■ Stated goal: Replace "Finished" with "Completed" in the items from the very first line up to and including the line with "laptop-graphic: http:// [514,281,674,373]". Give those lines back with nothing else altered.

■ Rows:
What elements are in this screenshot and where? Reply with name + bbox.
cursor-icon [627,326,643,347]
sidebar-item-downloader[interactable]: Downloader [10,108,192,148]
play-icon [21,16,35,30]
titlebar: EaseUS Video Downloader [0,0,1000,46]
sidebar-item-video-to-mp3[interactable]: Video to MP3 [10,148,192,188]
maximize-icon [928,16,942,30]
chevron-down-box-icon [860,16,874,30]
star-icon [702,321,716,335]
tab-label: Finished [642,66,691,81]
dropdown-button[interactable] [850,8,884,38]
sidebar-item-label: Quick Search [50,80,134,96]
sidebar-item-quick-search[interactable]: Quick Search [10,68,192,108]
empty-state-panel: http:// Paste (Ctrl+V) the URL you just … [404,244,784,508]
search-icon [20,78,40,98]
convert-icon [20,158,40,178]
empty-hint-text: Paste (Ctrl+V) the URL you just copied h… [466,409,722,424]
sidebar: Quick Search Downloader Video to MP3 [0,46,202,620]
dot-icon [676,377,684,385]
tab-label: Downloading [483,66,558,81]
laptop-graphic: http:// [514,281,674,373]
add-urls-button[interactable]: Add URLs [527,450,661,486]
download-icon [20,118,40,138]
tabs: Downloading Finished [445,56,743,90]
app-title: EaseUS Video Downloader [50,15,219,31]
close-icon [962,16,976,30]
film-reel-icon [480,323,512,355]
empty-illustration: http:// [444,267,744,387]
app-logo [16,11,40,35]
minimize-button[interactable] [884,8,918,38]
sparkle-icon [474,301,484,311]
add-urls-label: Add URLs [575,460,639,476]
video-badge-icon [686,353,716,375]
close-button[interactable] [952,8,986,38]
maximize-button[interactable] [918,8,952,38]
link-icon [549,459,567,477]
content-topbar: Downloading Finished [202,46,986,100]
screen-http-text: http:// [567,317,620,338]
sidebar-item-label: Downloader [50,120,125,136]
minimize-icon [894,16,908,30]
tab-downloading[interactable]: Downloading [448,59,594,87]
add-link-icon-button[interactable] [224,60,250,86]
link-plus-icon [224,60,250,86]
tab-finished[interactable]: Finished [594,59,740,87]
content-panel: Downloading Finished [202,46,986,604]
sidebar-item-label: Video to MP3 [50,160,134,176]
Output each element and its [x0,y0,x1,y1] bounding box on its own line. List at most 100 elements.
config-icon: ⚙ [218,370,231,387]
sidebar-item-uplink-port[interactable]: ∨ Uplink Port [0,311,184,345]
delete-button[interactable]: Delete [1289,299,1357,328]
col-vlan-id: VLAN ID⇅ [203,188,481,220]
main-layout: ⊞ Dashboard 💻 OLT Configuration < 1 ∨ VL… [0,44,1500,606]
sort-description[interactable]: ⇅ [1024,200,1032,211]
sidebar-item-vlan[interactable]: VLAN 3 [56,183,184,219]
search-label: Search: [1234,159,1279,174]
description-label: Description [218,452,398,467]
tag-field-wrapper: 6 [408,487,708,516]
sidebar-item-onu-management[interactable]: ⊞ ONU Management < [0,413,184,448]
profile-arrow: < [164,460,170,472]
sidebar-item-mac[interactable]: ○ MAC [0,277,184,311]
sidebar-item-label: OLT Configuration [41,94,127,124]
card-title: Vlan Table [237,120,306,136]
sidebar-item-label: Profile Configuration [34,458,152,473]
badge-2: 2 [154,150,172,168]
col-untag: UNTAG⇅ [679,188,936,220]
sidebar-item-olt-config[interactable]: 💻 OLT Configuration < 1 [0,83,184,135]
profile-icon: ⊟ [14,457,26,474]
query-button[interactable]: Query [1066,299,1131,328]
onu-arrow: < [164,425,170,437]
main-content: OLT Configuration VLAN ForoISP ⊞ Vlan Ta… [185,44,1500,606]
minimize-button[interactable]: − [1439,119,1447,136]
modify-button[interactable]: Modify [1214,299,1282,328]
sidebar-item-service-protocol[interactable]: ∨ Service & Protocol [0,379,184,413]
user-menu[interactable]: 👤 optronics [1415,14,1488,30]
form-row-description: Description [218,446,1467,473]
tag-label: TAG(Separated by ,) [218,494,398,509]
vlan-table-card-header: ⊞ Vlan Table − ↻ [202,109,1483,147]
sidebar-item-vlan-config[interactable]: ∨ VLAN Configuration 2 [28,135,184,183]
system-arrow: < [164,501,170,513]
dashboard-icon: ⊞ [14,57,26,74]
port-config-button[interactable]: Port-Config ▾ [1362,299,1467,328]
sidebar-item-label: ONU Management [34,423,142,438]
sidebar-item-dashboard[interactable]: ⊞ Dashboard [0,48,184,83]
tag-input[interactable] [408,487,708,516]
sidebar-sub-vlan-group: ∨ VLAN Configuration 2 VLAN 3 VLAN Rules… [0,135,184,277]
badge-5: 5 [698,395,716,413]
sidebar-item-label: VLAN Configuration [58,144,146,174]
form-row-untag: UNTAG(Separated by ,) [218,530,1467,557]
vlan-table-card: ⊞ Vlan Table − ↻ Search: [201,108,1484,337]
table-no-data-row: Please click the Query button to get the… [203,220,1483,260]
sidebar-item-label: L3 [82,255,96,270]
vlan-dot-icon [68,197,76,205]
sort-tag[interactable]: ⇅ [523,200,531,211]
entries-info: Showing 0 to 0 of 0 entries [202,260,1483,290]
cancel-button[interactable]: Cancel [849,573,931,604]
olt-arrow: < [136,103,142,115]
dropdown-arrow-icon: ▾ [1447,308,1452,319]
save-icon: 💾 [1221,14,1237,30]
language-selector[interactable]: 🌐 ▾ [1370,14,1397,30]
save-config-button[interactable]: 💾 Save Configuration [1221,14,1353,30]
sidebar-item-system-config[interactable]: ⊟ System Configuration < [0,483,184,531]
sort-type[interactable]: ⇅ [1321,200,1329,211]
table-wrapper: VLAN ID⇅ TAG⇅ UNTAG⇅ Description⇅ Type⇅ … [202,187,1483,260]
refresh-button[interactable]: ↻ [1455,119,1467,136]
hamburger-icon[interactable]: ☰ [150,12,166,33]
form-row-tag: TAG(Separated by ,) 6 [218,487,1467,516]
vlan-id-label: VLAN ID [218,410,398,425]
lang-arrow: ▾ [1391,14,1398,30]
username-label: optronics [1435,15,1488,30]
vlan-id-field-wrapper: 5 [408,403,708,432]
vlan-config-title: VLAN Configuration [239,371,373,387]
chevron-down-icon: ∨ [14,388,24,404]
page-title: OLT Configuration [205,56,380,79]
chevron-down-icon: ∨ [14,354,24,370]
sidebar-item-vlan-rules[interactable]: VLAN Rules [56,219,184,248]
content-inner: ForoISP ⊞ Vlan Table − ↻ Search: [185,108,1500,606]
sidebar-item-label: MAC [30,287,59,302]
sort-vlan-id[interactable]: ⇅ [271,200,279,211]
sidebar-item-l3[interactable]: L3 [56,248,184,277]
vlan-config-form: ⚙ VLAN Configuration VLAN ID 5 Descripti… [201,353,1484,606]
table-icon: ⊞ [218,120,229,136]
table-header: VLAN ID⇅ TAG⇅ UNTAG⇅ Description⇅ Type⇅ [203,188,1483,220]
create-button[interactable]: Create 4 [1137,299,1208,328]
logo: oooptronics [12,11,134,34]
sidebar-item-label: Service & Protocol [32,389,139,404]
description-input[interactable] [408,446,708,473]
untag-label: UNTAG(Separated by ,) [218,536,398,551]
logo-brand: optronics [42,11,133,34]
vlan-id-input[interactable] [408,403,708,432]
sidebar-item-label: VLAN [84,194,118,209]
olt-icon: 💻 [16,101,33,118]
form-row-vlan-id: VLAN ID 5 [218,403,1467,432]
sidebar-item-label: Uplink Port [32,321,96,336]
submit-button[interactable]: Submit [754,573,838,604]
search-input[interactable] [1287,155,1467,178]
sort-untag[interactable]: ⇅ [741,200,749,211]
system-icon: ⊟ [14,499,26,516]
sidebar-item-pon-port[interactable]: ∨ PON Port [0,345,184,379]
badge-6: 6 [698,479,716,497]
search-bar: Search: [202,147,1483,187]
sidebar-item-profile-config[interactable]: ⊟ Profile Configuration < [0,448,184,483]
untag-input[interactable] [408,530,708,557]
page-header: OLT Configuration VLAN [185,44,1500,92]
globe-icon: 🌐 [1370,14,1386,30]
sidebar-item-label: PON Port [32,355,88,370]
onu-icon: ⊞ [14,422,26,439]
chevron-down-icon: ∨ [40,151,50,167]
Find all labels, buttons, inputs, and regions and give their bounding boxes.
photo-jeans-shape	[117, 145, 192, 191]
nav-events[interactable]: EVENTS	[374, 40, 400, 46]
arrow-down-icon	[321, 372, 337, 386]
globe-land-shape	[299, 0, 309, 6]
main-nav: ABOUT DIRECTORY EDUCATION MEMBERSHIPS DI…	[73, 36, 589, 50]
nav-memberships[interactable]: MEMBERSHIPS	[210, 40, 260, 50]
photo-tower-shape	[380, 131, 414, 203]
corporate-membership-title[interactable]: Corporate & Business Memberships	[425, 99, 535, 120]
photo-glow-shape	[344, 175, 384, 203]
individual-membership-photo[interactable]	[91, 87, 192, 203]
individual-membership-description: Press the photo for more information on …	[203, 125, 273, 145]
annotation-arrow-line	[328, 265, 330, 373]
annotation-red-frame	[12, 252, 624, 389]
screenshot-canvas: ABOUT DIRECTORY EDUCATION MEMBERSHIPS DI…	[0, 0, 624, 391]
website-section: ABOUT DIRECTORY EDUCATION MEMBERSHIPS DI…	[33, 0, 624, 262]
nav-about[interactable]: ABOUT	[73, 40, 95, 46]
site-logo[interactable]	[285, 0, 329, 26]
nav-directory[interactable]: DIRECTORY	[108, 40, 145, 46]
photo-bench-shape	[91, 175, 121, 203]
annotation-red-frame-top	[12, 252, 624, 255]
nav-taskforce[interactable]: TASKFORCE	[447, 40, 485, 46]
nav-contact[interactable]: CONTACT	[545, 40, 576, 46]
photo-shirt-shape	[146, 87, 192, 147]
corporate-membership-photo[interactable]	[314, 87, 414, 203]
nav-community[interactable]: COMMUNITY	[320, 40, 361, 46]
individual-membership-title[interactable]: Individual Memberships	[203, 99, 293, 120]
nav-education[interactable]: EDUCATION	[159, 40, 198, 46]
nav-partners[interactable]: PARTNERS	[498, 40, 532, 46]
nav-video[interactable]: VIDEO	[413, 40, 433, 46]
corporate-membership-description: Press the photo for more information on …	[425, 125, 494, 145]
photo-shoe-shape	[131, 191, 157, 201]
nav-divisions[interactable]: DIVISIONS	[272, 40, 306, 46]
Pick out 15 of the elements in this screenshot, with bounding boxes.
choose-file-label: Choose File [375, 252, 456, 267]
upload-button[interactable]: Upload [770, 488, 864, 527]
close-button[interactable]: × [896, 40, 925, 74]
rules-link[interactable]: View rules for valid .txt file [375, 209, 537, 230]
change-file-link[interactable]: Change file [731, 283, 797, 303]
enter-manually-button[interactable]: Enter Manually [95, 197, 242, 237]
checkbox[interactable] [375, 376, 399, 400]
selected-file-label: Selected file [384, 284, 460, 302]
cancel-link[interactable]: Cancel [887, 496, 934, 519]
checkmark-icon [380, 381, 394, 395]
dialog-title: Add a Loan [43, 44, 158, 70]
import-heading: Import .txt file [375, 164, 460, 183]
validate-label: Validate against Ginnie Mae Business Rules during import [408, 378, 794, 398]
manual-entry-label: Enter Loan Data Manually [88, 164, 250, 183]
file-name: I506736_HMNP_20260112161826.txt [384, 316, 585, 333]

■ Final result:
What elements are in this screenshot and where? Reply with name + bbox.
cursor-icon [627,326,643,347]
sidebar-item-downloader[interactable]: Downloader [10,108,192,148]
play-icon [21,16,35,30]
titlebar: EaseUS Video Downloader [0,0,1000,46]
sidebar-item-video-to-mp3[interactable]: Video to MP3 [10,148,192,188]
maximize-icon [928,16,942,30]
chevron-down-box-icon [860,16,874,30]
star-icon [702,321,716,335]
tab-label: Completed [642,66,691,81]
dropdown-button[interactable] [850,8,884,38]
sidebar-item-label: Quick Search [50,80,134,96]
sidebar-item-quick-search[interactable]: Quick Search [10,68,192,108]
empty-state-panel: http:// Paste (Ctrl+V) the URL you just … [404,244,784,508]
search-icon [20,78,40,98]
convert-icon [20,158,40,178]
empty-hint-text: Paste (Ctrl+V) the URL you just copied h… [466,409,722,424]
sidebar: Quick Search Downloader Video to MP3 [0,46,202,620]
dot-icon [676,377,684,385]
tab-label: Downloading [483,66,558,81]
laptop-graphic: http:// [514,281,674,373]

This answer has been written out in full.